▽
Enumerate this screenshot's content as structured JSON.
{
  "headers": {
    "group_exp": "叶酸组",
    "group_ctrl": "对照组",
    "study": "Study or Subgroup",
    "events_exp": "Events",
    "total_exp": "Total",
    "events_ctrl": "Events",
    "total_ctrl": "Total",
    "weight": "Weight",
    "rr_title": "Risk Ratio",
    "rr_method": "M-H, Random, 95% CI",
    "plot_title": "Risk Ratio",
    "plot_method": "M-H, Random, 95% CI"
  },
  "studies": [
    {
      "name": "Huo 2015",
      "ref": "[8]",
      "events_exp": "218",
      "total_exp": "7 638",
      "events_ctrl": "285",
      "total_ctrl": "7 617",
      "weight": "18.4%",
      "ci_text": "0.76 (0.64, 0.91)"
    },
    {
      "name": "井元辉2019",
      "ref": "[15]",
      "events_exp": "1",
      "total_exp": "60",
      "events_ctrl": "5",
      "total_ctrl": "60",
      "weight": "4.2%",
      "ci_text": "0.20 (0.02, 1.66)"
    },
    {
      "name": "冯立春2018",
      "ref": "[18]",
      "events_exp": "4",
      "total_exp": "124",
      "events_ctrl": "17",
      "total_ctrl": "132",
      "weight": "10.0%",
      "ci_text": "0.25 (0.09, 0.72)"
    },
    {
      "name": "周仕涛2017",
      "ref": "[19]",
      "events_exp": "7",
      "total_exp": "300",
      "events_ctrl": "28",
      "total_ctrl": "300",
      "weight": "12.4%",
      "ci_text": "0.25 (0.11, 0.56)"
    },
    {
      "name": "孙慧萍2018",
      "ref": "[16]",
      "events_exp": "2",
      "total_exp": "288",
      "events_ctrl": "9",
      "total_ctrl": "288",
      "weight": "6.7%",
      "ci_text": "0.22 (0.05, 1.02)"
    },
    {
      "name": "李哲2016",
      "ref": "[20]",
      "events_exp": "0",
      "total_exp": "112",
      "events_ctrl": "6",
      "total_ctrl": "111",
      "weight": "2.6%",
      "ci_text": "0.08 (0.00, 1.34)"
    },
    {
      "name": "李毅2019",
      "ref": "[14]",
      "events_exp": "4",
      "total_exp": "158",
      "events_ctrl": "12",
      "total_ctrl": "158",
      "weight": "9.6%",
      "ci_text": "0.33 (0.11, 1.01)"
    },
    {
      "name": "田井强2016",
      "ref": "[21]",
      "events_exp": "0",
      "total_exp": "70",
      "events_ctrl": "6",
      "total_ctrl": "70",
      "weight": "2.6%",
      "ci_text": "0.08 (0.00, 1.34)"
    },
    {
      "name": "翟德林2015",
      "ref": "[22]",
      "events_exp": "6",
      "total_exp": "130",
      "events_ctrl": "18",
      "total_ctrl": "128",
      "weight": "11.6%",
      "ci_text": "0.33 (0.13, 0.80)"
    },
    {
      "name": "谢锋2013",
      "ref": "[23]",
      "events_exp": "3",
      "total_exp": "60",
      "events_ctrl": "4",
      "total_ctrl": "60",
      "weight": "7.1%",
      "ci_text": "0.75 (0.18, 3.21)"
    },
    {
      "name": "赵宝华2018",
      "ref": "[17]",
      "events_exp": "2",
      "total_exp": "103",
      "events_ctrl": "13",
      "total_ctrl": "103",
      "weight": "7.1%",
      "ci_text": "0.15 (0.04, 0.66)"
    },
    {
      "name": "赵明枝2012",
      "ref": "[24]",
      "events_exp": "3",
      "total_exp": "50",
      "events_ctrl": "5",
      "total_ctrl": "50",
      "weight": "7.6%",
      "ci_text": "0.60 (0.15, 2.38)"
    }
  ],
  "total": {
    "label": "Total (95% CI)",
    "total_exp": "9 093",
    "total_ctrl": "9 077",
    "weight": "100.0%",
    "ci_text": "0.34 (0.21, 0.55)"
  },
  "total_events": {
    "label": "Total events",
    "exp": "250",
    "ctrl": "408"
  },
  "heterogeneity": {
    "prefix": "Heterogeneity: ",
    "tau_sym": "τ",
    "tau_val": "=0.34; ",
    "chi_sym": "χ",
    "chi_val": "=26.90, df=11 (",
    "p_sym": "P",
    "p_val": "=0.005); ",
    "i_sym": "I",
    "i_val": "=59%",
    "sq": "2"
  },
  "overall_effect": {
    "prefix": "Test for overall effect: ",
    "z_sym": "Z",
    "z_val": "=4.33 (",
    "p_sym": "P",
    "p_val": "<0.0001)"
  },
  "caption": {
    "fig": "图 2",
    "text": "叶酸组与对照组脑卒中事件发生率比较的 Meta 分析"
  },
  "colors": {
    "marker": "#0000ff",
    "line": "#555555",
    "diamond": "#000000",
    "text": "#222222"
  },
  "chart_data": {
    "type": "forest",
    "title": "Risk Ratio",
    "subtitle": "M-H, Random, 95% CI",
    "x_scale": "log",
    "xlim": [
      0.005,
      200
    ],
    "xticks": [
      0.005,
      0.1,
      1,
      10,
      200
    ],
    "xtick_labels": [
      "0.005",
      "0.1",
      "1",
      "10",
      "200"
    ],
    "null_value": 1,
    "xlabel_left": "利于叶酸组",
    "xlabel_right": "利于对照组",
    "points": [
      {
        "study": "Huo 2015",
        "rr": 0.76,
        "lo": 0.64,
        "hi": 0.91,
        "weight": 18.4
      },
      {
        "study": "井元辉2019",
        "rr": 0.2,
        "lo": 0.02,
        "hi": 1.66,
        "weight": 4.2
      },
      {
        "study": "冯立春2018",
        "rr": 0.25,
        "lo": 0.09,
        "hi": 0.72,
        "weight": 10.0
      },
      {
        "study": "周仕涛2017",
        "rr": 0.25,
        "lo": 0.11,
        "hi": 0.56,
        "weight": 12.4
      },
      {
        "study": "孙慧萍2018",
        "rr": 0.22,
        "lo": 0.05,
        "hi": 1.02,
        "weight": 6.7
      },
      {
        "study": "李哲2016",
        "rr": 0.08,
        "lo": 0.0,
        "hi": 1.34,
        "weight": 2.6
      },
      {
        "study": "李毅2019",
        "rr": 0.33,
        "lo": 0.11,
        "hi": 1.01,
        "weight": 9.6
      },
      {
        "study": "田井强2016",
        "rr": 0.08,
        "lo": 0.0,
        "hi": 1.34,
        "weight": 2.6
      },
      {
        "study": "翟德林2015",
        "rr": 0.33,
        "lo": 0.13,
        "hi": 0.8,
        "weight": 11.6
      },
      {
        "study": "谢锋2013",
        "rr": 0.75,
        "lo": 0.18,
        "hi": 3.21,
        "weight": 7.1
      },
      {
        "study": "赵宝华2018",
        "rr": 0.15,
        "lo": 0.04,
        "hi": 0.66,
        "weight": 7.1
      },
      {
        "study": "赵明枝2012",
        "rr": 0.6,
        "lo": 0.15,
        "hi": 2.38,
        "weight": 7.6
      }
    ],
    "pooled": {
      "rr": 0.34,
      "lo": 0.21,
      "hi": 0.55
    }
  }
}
△
Set task: Which lines in the records above contain the string "Random"? Copy each one.

Task output:
    "rr_method": "M-H, Random, 95% CI",
    "plot_method": "M-H, Random, 95% CI"
    "subtitle": "M-H, Random, 95% CI",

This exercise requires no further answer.